The request: Collect from the data below each line with "this".

Material for the task:
- - - -

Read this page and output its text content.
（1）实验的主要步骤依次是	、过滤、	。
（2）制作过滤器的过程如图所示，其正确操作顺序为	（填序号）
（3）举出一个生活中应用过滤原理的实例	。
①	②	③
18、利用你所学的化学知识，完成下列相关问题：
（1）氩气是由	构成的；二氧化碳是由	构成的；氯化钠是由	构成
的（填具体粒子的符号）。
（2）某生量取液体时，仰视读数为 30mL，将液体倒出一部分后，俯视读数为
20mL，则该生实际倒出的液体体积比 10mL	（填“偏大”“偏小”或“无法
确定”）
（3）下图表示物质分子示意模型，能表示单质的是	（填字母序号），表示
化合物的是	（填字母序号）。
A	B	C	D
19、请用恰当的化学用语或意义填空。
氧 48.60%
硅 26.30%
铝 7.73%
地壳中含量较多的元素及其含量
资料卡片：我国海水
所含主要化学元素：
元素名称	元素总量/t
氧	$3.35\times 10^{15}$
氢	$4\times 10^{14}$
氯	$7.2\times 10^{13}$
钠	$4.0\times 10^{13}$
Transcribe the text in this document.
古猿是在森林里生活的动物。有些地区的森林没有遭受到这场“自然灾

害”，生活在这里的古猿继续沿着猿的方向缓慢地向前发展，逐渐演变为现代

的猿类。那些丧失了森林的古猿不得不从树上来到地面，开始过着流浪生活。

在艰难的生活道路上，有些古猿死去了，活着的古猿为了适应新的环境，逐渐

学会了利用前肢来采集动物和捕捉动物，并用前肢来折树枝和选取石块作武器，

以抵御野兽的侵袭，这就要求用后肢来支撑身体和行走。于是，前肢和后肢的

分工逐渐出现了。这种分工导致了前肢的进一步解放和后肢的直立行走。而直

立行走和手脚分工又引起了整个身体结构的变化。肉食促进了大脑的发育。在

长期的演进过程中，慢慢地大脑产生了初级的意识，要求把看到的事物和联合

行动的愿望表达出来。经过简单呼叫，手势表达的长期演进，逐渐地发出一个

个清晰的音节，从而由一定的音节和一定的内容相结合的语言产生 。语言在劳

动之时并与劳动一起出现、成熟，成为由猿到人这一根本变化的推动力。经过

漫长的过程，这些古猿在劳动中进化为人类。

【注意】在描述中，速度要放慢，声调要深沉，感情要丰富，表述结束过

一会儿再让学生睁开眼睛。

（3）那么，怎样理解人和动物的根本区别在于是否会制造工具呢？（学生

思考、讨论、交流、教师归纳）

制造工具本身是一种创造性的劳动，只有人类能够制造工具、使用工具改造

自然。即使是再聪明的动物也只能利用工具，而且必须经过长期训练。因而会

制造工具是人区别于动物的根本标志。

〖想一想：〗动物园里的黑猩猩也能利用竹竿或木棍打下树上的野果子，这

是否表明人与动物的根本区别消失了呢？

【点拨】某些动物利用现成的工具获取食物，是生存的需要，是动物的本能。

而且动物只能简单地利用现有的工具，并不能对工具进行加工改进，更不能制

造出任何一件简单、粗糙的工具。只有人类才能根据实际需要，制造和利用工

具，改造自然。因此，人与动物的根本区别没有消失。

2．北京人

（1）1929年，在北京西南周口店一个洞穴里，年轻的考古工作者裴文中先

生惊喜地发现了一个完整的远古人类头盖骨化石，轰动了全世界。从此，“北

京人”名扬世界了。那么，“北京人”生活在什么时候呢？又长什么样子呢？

- - - -

Exercise response:
Read this page and output its text content.
Transcribe the text in this document.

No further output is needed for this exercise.